TASK GOAL »
Rewrite the rows from the first one through the line with "publish-game-button[interactable]: Publish Game", replacing "reset-icon" with "undo-icon" and leaving everything else unchanged.

• • • • •

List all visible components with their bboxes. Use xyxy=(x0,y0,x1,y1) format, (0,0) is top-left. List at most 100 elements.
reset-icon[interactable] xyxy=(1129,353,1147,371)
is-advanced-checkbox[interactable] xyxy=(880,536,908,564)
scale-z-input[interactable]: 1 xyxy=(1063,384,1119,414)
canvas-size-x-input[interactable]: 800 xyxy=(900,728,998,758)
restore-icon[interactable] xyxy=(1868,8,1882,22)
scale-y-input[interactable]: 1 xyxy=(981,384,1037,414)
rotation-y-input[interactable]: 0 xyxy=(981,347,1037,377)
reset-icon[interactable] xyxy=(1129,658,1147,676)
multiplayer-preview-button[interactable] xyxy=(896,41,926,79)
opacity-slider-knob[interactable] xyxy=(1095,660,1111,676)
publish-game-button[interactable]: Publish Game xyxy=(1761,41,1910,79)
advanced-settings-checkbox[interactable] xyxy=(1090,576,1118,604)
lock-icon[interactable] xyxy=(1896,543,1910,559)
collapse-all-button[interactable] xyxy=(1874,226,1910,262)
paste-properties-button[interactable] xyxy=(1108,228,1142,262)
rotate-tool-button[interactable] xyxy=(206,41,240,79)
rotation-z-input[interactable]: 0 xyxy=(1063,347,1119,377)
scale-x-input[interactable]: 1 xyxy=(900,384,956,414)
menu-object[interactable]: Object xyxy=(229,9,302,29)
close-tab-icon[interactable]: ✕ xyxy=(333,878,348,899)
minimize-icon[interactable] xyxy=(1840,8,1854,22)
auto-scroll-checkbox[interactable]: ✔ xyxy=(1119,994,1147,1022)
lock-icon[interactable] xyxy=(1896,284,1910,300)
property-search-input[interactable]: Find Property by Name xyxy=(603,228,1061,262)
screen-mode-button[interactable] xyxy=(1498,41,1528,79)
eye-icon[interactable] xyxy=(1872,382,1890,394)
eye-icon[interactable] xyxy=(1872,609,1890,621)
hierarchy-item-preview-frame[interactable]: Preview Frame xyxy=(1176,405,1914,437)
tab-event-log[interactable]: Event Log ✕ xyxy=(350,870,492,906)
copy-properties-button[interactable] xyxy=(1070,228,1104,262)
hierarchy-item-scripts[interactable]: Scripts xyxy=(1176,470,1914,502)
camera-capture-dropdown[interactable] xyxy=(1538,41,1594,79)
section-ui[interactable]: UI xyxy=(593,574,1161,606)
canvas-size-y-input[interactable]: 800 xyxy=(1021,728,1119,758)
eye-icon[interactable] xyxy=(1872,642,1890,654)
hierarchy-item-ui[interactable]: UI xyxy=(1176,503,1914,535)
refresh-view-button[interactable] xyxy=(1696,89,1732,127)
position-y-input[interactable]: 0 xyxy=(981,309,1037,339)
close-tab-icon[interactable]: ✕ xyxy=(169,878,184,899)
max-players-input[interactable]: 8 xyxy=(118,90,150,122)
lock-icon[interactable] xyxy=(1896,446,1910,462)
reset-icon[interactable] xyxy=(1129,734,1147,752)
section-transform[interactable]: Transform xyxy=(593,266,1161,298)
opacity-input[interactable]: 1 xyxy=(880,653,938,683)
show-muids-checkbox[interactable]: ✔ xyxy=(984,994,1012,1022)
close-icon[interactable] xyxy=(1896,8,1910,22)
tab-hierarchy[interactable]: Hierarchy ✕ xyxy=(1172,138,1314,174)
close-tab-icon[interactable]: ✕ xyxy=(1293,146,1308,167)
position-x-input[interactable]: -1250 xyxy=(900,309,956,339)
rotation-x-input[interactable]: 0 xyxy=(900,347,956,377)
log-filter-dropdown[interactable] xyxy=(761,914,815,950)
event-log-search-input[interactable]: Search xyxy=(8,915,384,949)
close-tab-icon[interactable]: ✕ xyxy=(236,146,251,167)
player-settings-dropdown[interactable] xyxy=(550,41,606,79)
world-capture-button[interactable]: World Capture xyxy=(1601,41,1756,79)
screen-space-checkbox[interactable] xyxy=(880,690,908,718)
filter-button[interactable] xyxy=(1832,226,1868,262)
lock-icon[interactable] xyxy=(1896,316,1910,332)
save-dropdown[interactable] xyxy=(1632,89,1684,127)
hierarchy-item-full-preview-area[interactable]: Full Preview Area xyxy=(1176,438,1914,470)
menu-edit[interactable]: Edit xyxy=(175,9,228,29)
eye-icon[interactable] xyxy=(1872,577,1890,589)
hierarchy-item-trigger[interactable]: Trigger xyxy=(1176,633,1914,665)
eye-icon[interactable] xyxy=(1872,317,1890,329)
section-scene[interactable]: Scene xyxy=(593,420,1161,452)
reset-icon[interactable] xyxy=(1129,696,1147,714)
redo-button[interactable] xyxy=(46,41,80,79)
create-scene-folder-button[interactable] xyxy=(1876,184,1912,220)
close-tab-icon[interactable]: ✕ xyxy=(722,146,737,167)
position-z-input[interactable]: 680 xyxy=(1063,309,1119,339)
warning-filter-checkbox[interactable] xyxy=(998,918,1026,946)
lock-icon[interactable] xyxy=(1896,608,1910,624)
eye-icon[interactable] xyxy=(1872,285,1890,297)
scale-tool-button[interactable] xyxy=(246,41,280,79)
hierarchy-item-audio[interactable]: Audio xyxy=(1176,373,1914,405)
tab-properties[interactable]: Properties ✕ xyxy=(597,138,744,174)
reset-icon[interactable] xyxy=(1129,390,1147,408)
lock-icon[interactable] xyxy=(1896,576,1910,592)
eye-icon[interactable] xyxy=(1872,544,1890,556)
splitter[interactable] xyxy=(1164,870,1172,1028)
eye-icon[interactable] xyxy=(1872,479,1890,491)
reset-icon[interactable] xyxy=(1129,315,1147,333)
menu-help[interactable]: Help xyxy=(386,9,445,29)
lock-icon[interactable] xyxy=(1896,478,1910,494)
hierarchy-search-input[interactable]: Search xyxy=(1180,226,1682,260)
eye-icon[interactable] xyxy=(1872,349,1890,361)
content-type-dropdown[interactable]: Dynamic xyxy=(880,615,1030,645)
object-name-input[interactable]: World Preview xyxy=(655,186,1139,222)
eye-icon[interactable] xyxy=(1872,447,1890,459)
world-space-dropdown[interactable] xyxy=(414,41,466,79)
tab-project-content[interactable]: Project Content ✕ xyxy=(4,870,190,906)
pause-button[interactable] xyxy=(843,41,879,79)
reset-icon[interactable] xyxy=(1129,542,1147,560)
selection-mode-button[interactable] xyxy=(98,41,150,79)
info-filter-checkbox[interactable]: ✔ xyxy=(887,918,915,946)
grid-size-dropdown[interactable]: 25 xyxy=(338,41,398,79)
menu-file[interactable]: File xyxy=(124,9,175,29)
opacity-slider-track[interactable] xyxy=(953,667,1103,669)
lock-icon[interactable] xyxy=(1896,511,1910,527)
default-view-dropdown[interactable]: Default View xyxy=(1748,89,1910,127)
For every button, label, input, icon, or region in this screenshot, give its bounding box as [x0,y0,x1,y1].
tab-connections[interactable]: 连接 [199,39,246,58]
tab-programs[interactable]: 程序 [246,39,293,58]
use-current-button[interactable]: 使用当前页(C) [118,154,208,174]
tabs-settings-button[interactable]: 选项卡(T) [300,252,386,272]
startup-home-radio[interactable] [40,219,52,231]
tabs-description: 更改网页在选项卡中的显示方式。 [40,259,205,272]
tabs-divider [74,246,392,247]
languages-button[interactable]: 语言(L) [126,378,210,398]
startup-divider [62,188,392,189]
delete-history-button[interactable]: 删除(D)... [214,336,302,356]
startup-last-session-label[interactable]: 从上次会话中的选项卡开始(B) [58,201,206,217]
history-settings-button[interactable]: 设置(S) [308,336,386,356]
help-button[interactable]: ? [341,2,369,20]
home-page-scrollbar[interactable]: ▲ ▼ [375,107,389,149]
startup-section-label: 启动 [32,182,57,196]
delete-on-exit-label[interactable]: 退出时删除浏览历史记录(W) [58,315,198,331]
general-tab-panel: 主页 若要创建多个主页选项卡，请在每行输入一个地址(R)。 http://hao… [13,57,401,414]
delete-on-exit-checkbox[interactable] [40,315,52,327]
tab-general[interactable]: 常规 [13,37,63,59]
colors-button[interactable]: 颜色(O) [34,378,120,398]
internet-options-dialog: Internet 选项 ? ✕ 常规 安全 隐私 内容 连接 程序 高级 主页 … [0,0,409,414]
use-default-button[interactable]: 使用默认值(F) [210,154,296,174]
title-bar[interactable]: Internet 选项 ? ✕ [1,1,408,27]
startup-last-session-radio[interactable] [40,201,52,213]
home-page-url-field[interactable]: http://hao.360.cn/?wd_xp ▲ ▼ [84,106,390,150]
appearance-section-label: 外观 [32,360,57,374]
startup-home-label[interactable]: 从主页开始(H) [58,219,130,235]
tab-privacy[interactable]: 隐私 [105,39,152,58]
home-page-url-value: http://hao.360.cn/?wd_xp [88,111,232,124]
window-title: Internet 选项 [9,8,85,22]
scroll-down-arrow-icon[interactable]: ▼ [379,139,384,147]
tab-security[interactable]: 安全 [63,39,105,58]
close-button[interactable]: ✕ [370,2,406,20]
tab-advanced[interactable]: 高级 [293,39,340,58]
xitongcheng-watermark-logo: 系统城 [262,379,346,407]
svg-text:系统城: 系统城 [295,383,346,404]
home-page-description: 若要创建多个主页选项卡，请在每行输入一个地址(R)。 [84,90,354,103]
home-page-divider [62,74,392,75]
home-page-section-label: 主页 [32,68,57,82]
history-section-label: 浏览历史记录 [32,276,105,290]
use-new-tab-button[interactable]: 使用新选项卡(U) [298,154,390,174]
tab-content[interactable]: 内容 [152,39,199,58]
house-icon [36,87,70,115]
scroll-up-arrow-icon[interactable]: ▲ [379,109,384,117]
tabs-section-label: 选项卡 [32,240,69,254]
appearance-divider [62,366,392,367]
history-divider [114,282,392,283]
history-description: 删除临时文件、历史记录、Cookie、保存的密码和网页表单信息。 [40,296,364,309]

• • • • •

THE RESPONSE »
List all visible components with their bboxes. Use xyxy=(x0,y0,x1,y1) format, (0,0) is top-left. List at most 100 elements.
undo-icon[interactable] xyxy=(1129,353,1147,371)
is-advanced-checkbox[interactable] xyxy=(880,536,908,564)
scale-z-input[interactable]: 1 xyxy=(1063,384,1119,414)
canvas-size-x-input[interactable]: 800 xyxy=(900,728,998,758)
restore-icon[interactable] xyxy=(1868,8,1882,22)
scale-y-input[interactable]: 1 xyxy=(981,384,1037,414)
rotation-y-input[interactable]: 0 xyxy=(981,347,1037,377)
undo-icon[interactable] xyxy=(1129,658,1147,676)
multiplayer-preview-button[interactable] xyxy=(896,41,926,79)
opacity-slider-knob[interactable] xyxy=(1095,660,1111,676)
publish-game-button[interactable]: Publish Game xyxy=(1761,41,1910,79)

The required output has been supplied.